● Selected text
⁂

As defense manufacturing confronts global instability a new generation of companies is reshaping the U.S. industrial base with speed, software and decentralized production at its core.

Ethan Thornton is walking through Mach Industries’ cavernous 115,000-square-foot facility, and the floor is alive with movement: engineers huddled around prototype drones, racks of parts cycling through assembly, raw materials disappearing into machines that produce finished hardware in hours, not months. 

Mach Industries’ Forge: Speed, Flexibility and a New Philosophy of Production

“I’ve always been super passionate about military and defense,” Thornton says. “It’s pretty clear how huge of a change unmanned systems are going to be. Warfare and manufacturing are going to be done entirely differently.”

Thornton launched Mach while still in college, building it around a single principle: the United States must be able to field advanced hardware faster, more flexibly, and at greater scale than any adversary. If the Cold War was won with brute industrial might, he believes the next war will be decided by speed, software and a reimagined supply chain.

⁂

● Job A
In the Mach Industries passage, how large is the company's facility?

⁂

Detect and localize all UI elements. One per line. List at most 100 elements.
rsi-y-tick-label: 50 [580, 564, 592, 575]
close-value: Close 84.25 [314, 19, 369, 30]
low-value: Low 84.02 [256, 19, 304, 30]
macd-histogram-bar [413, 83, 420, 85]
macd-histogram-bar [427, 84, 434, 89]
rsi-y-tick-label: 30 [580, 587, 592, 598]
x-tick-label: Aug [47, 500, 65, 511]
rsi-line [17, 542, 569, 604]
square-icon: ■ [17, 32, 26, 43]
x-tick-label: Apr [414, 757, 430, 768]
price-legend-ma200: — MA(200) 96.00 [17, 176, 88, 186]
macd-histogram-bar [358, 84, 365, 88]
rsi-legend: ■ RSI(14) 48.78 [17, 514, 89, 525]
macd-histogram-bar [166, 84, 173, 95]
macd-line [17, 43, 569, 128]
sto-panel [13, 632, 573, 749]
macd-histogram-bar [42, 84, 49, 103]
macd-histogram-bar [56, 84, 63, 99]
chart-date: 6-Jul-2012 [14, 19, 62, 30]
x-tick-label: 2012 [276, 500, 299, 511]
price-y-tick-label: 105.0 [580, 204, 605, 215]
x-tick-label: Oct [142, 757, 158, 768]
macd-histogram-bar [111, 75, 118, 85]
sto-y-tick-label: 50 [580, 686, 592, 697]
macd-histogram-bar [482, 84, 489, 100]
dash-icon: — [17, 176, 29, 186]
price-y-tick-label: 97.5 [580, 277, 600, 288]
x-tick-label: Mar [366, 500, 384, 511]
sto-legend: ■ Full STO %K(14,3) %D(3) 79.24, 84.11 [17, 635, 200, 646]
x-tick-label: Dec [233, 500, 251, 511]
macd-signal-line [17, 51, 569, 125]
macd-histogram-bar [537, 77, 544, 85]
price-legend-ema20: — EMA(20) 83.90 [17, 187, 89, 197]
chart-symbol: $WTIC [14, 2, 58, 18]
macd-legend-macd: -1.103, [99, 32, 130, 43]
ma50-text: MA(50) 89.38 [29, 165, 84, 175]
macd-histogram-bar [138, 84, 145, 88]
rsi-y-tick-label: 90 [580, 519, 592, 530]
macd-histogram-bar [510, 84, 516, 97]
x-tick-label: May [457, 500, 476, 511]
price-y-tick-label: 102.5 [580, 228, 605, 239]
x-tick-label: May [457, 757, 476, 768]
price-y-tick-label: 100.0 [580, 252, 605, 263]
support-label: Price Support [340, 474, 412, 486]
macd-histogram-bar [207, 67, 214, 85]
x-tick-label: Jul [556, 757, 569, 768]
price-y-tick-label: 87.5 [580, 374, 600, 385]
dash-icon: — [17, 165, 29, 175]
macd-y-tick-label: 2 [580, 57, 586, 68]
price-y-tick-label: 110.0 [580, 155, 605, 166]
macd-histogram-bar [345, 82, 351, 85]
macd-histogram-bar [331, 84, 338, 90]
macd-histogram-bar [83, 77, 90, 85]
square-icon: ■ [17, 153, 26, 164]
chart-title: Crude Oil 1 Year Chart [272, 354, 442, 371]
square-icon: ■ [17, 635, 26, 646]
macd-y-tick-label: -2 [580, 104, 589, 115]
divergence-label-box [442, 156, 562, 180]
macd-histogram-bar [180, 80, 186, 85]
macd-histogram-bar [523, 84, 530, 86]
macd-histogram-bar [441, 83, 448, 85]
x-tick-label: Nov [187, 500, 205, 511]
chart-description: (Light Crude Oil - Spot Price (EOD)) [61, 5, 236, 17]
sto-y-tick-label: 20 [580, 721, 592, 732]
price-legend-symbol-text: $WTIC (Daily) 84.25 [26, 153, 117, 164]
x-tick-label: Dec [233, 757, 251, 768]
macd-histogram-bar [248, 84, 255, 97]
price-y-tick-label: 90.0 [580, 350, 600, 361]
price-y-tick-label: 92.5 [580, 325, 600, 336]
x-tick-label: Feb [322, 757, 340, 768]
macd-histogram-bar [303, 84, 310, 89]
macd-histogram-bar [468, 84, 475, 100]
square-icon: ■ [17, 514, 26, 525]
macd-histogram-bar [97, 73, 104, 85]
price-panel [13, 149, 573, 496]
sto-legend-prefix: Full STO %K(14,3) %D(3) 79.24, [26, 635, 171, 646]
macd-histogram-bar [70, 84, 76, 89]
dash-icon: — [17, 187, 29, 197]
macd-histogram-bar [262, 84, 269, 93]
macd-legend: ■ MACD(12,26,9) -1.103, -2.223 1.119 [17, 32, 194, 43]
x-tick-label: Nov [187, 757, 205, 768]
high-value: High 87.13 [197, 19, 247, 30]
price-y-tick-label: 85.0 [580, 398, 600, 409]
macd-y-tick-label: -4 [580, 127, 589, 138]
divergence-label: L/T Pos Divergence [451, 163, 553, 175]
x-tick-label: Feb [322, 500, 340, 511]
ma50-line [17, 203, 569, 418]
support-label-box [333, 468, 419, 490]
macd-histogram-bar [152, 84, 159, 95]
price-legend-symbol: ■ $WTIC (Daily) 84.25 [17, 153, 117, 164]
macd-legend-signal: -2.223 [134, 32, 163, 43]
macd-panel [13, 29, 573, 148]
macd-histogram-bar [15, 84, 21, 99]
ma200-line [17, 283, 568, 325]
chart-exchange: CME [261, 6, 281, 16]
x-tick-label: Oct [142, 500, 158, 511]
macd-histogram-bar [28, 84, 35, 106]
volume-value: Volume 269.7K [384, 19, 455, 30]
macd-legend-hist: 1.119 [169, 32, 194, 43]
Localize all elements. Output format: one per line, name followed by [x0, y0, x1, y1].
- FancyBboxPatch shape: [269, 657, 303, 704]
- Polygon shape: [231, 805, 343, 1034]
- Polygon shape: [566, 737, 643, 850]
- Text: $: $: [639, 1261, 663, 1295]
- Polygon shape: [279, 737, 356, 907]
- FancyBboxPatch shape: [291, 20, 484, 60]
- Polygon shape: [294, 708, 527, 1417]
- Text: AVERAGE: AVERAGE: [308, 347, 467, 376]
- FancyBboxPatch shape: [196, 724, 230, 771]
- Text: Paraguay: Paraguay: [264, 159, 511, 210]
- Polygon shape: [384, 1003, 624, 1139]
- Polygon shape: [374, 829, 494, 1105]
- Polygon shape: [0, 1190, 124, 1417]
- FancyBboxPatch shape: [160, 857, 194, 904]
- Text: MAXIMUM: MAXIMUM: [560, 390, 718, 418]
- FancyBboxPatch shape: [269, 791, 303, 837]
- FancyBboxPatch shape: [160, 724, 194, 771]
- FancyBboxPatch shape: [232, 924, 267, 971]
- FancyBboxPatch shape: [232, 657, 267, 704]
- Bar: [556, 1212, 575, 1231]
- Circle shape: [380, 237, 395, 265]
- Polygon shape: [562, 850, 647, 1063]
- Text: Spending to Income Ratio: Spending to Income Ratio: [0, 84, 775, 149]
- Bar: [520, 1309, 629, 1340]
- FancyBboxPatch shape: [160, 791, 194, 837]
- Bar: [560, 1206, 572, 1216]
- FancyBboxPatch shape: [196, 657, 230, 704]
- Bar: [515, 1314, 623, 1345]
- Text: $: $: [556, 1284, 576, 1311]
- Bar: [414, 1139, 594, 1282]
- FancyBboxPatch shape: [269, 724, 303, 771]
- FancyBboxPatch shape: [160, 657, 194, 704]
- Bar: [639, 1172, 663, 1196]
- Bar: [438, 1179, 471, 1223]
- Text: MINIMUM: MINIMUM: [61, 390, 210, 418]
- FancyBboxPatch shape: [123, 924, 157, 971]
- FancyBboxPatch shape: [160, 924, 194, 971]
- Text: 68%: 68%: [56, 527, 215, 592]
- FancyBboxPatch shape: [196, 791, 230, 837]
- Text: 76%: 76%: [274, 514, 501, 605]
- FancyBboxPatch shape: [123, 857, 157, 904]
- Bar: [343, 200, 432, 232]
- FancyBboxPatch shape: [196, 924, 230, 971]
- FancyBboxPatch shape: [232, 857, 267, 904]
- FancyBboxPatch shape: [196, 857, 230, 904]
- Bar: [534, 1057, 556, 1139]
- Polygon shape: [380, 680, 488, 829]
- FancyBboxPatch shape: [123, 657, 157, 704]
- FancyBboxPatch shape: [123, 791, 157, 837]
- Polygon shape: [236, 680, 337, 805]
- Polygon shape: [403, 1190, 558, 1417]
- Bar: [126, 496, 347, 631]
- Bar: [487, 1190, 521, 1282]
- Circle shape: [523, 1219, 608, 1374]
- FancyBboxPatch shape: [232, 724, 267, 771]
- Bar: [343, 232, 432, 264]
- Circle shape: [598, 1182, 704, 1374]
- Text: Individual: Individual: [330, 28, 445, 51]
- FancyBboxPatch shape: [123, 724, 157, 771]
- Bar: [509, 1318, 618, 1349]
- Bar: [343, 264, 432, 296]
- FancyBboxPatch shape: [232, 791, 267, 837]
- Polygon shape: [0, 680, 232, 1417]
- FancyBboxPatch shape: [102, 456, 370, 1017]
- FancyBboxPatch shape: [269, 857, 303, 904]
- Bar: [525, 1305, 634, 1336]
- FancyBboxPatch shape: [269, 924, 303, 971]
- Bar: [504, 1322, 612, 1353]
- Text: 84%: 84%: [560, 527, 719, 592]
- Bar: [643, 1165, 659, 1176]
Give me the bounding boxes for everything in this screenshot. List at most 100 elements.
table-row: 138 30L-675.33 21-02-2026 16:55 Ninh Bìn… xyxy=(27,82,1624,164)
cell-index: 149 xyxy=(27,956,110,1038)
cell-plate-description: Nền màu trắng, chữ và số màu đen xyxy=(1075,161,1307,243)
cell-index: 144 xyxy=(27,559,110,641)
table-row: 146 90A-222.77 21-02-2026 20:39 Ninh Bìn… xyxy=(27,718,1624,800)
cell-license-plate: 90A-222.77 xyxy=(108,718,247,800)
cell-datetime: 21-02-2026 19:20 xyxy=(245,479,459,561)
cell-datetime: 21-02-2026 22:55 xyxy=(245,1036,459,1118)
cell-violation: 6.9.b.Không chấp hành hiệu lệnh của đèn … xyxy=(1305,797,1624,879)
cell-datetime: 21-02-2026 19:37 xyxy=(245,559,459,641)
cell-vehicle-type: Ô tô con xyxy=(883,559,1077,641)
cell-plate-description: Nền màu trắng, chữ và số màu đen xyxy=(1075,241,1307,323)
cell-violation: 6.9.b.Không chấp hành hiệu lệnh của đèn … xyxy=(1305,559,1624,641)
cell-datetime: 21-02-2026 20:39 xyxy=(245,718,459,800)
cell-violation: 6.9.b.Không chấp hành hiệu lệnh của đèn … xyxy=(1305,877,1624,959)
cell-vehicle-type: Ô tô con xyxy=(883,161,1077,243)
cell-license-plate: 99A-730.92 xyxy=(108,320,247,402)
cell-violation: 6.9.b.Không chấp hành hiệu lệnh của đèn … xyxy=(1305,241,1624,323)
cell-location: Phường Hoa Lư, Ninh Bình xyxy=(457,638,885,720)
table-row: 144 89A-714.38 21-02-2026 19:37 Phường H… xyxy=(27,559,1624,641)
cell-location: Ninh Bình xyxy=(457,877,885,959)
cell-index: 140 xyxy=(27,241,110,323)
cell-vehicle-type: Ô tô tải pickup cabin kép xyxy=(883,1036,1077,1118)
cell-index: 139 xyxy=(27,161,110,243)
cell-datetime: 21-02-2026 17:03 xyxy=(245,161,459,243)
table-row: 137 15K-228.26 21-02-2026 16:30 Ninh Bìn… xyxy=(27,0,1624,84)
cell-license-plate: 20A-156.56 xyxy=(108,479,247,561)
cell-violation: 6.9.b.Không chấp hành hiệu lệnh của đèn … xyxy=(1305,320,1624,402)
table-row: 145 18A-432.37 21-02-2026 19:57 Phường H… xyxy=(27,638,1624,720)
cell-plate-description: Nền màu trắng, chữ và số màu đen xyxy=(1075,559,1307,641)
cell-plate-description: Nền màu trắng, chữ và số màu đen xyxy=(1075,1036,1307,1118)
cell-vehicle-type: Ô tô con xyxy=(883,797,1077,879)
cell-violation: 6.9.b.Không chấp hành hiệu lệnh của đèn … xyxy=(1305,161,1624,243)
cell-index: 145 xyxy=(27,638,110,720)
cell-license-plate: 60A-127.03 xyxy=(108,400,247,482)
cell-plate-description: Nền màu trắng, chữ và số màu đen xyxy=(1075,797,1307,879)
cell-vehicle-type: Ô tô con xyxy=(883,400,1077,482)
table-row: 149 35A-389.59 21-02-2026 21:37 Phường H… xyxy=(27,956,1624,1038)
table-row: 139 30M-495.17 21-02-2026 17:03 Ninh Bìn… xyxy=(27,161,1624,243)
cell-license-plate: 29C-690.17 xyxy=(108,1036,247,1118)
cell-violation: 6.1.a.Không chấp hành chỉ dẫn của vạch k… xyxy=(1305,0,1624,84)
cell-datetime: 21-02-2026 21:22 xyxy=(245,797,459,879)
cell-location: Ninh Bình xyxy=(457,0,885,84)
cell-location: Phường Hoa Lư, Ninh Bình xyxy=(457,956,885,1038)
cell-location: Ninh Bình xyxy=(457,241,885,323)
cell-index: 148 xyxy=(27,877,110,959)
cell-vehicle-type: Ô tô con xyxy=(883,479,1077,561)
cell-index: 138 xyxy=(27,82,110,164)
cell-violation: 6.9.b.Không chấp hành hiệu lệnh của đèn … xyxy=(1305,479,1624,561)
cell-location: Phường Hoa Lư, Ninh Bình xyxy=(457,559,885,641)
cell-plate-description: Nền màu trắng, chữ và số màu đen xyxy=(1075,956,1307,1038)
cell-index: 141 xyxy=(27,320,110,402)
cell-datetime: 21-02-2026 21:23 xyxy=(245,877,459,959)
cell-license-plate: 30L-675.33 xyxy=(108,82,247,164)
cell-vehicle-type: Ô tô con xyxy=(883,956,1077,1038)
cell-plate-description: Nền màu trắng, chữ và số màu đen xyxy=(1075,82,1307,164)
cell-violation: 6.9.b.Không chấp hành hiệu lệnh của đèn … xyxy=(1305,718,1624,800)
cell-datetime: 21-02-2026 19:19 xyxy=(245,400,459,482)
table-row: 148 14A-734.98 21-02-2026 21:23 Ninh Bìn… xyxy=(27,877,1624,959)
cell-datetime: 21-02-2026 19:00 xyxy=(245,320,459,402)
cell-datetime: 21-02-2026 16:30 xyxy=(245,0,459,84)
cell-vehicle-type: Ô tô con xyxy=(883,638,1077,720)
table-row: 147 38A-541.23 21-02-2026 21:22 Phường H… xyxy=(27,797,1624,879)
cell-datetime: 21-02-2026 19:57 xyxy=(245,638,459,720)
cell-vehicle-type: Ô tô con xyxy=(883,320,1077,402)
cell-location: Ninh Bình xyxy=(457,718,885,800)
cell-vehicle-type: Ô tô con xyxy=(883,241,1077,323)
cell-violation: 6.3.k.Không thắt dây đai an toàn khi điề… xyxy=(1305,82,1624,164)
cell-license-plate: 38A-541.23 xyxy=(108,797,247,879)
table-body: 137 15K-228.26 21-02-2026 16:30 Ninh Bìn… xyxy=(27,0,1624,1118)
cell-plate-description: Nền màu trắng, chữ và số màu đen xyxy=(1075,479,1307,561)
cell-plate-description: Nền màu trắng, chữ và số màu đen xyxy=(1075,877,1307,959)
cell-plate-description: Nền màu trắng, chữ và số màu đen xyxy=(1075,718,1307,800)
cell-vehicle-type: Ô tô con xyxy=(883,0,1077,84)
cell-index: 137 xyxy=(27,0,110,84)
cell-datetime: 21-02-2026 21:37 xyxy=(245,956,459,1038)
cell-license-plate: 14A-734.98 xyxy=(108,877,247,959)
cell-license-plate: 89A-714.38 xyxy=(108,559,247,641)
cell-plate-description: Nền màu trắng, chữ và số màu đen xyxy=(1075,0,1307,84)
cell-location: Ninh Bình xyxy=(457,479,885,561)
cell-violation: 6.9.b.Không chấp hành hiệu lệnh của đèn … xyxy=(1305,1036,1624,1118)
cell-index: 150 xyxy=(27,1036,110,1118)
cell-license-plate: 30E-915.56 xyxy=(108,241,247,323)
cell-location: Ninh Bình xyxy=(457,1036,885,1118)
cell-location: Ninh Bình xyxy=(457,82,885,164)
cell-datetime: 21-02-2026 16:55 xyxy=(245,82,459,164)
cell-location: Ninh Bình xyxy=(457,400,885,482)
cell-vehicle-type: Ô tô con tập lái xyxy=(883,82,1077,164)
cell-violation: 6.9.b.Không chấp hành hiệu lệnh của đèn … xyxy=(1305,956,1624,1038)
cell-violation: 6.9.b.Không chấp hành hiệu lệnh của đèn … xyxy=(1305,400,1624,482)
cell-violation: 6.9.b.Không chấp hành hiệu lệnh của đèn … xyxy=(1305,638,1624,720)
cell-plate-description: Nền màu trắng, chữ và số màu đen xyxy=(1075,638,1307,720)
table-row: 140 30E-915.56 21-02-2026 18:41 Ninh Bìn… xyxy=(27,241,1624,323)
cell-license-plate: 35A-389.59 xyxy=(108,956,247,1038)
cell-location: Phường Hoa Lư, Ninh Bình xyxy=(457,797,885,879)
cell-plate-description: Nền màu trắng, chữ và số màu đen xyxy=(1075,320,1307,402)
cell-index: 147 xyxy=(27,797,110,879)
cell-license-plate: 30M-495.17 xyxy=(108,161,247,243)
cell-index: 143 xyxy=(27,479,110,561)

⁂

● Job B
Reproduce word for word the part of the entries that opens with their first line and closes with the line containing "sto-panel [13, 632, 573, 749]", including both of those lines.

● Task output A
115,000 square feet

● Task output B
Detect and localize all UI elements. One per line. List at most 100 elements.
rsi-y-tick-label: 50 [580, 564, 592, 575]
close-value: Close 84.25 [314, 19, 369, 30]
low-value: Low 84.02 [256, 19, 304, 30]
macd-histogram-bar [413, 83, 420, 85]
macd-histogram-bar [427, 84, 434, 89]
rsi-y-tick-label: 30 [580, 587, 592, 598]
x-tick-label: Aug [47, 500, 65, 511]
rsi-line [17, 542, 569, 604]
square-icon: ■ [17, 32, 26, 43]
x-tick-label: Apr [414, 757, 430, 768]
price-legend-ma200: — MA(200) 96.00 [17, 176, 88, 186]
macd-histogram-bar [358, 84, 365, 88]
rsi-legend: ■ RSI(14) 48.78 [17, 514, 89, 525]
macd-histogram-bar [166, 84, 173, 95]
macd-line [17, 43, 569, 128]
sto-panel [13, 632, 573, 749]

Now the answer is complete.